__Part of a data file__
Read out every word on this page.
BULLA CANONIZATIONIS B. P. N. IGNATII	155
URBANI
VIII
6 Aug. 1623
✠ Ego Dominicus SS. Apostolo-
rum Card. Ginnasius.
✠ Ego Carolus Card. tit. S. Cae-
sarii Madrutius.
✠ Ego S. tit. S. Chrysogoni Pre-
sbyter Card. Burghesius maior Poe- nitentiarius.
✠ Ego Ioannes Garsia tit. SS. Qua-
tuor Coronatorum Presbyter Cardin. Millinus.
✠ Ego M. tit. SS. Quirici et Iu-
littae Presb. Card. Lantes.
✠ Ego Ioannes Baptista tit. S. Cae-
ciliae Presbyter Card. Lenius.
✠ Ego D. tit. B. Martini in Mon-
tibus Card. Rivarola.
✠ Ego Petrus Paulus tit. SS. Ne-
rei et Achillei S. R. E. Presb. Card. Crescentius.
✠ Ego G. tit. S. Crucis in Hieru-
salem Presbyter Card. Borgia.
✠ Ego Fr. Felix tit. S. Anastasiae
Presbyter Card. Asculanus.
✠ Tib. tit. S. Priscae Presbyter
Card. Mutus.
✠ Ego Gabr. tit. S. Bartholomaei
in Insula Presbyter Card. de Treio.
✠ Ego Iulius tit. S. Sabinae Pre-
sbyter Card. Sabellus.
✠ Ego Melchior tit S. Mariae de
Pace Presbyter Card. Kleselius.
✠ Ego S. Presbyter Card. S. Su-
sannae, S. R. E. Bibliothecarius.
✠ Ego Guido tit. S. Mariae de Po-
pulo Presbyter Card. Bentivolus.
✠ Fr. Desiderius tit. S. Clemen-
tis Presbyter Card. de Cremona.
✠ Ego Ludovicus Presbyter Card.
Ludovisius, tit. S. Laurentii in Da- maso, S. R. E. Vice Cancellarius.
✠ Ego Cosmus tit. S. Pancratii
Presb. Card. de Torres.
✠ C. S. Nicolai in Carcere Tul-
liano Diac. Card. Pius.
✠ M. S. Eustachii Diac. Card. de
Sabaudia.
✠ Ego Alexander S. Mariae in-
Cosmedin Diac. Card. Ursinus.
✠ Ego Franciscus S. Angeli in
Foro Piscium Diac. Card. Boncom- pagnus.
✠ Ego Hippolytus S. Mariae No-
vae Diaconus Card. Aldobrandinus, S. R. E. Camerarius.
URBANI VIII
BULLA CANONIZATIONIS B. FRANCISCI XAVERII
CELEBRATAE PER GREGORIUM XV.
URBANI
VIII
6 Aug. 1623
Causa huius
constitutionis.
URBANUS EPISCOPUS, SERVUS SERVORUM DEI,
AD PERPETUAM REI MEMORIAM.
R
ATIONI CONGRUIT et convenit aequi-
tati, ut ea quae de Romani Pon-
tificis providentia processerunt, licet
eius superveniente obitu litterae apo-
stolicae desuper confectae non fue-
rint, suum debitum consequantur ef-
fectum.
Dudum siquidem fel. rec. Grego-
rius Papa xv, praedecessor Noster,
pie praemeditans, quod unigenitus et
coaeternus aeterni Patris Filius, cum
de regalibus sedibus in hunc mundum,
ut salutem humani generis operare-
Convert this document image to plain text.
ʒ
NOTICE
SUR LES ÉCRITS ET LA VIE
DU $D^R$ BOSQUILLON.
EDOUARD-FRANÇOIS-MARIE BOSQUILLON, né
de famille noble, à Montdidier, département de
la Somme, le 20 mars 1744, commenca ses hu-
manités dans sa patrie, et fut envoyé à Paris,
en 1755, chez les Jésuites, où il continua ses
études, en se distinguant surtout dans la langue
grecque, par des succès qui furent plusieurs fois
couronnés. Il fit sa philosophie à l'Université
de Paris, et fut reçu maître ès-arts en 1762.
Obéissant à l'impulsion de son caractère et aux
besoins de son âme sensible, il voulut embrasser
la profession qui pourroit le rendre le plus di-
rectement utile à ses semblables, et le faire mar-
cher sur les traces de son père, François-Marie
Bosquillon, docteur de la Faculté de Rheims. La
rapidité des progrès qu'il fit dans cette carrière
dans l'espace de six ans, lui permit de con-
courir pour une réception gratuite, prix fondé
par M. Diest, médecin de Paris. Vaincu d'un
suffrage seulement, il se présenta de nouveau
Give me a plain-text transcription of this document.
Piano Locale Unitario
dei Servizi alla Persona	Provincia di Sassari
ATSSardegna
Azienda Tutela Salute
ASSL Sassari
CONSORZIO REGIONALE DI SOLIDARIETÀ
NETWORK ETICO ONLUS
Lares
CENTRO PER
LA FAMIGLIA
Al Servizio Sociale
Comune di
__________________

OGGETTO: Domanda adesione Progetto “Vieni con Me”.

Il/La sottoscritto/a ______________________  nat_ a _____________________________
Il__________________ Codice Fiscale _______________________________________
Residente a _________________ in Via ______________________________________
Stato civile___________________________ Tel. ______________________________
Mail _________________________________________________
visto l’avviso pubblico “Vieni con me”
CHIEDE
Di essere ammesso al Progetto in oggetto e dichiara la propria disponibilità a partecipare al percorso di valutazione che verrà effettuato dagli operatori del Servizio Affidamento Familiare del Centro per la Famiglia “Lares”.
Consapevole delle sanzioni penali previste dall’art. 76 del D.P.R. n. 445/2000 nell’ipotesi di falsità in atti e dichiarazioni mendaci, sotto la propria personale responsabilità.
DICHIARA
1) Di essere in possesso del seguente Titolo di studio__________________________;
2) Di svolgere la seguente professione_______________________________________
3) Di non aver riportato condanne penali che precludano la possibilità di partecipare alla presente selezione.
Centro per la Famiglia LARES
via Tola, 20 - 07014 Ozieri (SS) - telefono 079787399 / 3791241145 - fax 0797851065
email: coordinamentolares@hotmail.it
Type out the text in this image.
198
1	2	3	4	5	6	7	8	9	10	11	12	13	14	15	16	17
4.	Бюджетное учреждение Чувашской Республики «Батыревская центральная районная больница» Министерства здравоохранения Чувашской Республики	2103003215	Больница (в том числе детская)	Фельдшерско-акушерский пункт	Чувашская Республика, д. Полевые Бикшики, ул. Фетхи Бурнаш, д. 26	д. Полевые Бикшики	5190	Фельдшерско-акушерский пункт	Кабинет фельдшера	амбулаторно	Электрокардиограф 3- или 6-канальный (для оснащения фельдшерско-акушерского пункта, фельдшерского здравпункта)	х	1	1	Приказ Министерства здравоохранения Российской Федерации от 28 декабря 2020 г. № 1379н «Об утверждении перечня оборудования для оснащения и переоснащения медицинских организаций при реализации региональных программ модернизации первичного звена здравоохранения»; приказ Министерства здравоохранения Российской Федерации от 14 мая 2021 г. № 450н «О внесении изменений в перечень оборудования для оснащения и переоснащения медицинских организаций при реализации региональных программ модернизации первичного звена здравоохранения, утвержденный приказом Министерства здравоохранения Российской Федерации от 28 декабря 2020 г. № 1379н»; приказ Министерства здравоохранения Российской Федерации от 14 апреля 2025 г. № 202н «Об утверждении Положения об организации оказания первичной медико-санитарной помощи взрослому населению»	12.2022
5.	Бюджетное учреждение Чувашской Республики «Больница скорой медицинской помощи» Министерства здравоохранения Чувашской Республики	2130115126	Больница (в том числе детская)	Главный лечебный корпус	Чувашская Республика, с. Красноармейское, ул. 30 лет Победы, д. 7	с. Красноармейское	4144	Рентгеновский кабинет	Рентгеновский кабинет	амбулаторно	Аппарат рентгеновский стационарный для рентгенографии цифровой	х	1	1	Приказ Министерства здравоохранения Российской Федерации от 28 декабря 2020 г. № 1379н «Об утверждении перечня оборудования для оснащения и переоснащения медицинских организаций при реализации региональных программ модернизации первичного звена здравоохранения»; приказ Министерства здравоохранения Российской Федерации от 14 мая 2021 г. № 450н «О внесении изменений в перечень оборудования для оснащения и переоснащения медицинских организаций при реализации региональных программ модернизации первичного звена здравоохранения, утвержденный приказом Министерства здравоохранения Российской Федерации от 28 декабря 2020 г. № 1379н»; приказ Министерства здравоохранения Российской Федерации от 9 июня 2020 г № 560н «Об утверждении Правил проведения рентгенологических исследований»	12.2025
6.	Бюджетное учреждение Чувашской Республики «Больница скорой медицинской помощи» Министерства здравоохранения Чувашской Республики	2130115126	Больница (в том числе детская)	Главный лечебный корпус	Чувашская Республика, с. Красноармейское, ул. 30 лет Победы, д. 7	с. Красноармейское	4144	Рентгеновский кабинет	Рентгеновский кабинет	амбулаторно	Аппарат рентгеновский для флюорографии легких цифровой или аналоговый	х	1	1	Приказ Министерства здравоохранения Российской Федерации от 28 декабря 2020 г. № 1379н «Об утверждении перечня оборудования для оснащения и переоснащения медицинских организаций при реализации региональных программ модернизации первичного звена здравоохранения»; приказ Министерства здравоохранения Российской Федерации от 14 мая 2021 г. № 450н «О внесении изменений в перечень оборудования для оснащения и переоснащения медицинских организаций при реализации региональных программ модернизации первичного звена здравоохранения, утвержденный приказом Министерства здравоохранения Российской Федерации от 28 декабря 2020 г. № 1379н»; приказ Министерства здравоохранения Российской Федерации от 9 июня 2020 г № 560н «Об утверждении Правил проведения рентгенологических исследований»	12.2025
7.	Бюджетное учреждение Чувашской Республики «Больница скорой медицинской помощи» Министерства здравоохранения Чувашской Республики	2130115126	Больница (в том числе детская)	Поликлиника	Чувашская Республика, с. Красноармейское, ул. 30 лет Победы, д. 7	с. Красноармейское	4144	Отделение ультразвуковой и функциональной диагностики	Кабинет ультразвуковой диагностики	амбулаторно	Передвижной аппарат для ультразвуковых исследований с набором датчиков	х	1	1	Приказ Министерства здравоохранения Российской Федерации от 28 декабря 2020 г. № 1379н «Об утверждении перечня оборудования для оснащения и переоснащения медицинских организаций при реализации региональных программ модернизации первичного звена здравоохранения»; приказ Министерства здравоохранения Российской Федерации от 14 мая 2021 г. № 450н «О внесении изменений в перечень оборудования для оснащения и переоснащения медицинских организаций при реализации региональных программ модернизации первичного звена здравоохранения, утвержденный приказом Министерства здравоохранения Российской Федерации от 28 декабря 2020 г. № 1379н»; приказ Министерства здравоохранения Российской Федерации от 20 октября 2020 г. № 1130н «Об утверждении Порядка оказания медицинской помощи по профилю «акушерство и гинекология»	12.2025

__YOUR GOAL__
Count how many lines above contain the word "seguente". Reply with the number alone.

__RESULT BELOW__
2